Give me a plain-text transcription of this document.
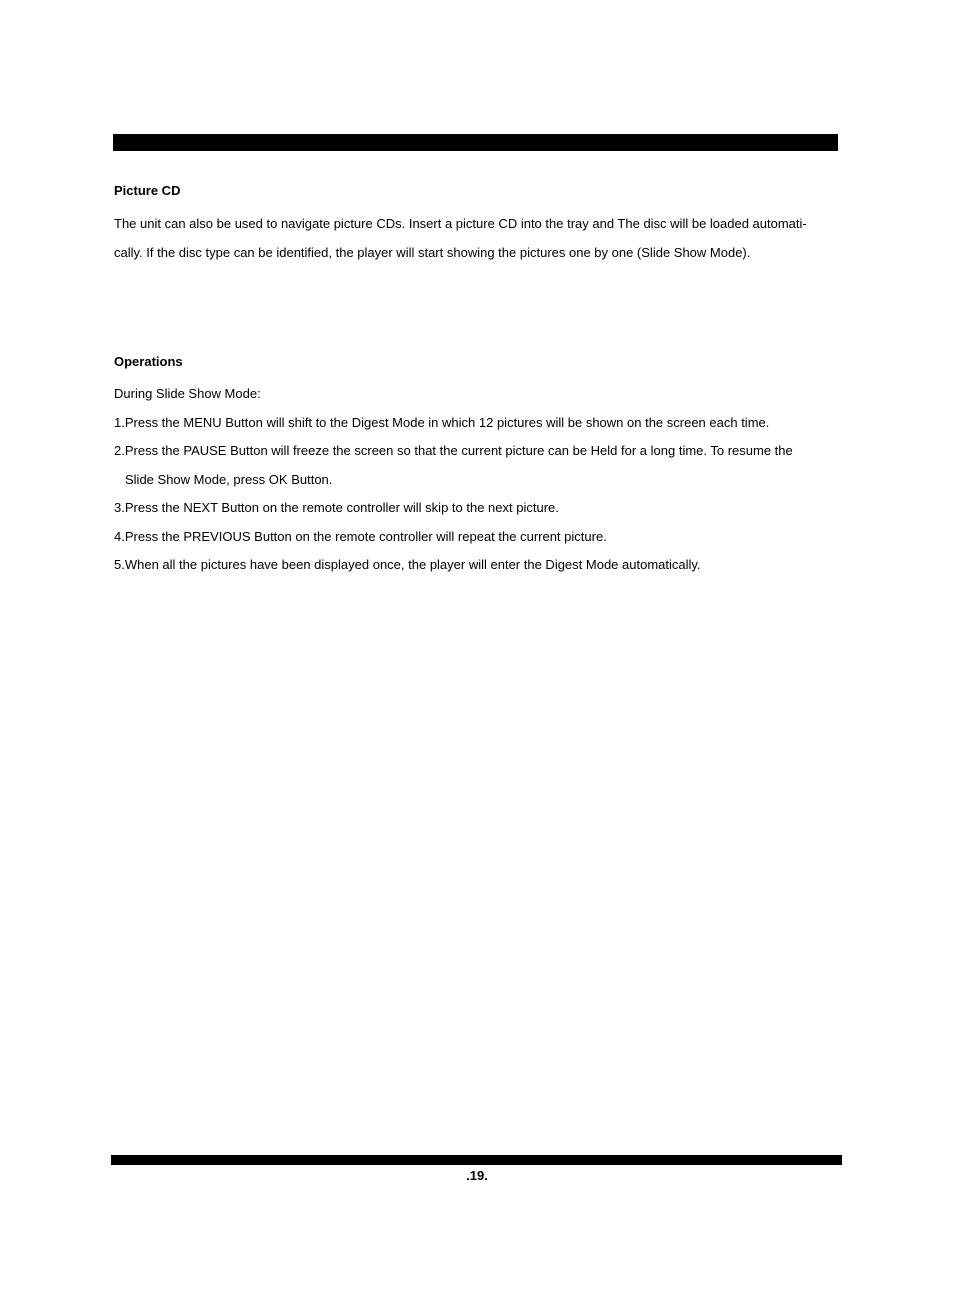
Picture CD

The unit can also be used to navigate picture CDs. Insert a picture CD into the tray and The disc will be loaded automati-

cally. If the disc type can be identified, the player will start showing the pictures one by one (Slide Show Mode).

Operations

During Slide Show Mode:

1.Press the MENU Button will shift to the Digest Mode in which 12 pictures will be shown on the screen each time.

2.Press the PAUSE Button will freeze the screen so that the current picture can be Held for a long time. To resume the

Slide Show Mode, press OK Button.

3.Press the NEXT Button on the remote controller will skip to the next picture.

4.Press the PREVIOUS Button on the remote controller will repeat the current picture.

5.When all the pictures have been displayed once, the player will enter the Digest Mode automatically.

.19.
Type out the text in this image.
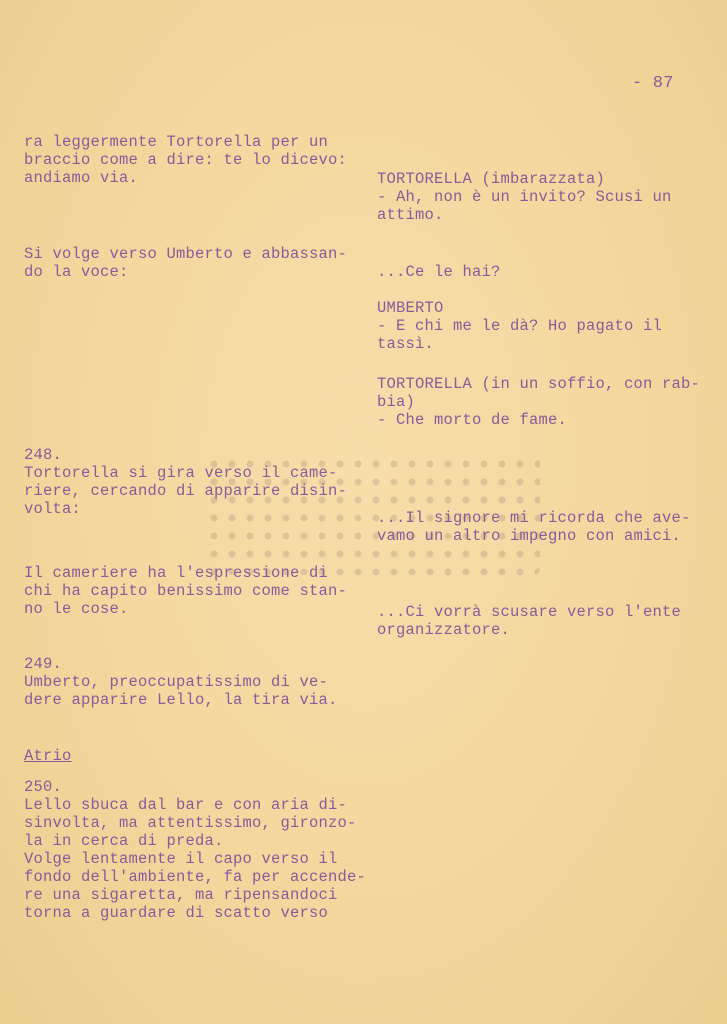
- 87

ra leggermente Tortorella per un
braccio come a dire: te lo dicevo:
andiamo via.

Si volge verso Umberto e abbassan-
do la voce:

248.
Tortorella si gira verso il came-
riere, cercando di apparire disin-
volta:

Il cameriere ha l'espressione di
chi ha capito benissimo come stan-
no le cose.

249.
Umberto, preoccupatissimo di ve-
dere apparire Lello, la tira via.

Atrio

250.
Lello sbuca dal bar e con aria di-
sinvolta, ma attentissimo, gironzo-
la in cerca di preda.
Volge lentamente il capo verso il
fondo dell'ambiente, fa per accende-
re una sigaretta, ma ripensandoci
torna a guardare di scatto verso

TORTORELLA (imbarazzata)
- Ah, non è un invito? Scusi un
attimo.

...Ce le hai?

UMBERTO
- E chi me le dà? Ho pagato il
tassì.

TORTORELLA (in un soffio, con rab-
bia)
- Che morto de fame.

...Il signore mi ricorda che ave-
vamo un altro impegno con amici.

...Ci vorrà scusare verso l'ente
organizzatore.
○ ○ ○ ○ ○ ○ ○
Copy every line of the data exactly as written, excluding the pictures.

▸ OUTPUT FOR THIS TASK
Give me a plain-text transcription of this document.
Picture CD

The unit can also be used to navigate picture CDs. Insert a picture CD into the tray and The disc will be loaded automati-

cally. If the disc type can be identified, the player will start showing the pictures one by one (Slide Show Mode).

Operations

During Slide Show Mode:

1.Press the MENU Button will shift to the Digest Mode in which 12 pictures will be shown on the screen each time.

2.Press the PAUSE Button will freeze the screen so that the current picture can be Held for a long time. To resume the

Slide Show Mode, press OK Button.

3.Press the NEXT Button on the remote controller will skip to the next picture.

4.Press the PREVIOUS Button on the remote controller will repeat the current picture.

5.When all the pictures have been displayed once, the player will enter the Digest Mode automatically.

.19.
Type out the text in this image.
- 87

ra leggermente Tortorella per un
braccio come a dire: te lo dicevo:
andiamo via.

Si volge verso Umberto e abbassan-
do la voce:

248.
Tortorella si gira verso il came-
riere, cercando di apparire disin-
volta:

Il cameriere ha l'espressione di
chi ha capito benissimo come stan-
no le cose.

249.
Umberto, preoccupatissimo di ve-
dere apparire Lello, la tira via.

Atrio

250.
Lello sbuca dal bar e con aria di-
sinvolta, ma attentissimo, gironzo-
la in cerca di preda.
Volge lentamente il capo verso il
fondo dell'ambiente, fa per accende-
re una sigaretta, ma ripensandoci
torna a guardare di scatto verso

TORTORELLA (imbarazzata)
- Ah, non è un invito? Scusi un
attimo.

...Ce le hai?

UMBERTO
- E chi me le dà? Ho pagato il
tassì.

TORTORELLA (in un soffio, con rab-
bia)
- Che morto de fame.

...Il signore mi ricorda che ave-
vamo un altro impegno con amici.

...Ci vorrà scusare verso l'ente
organizzatore.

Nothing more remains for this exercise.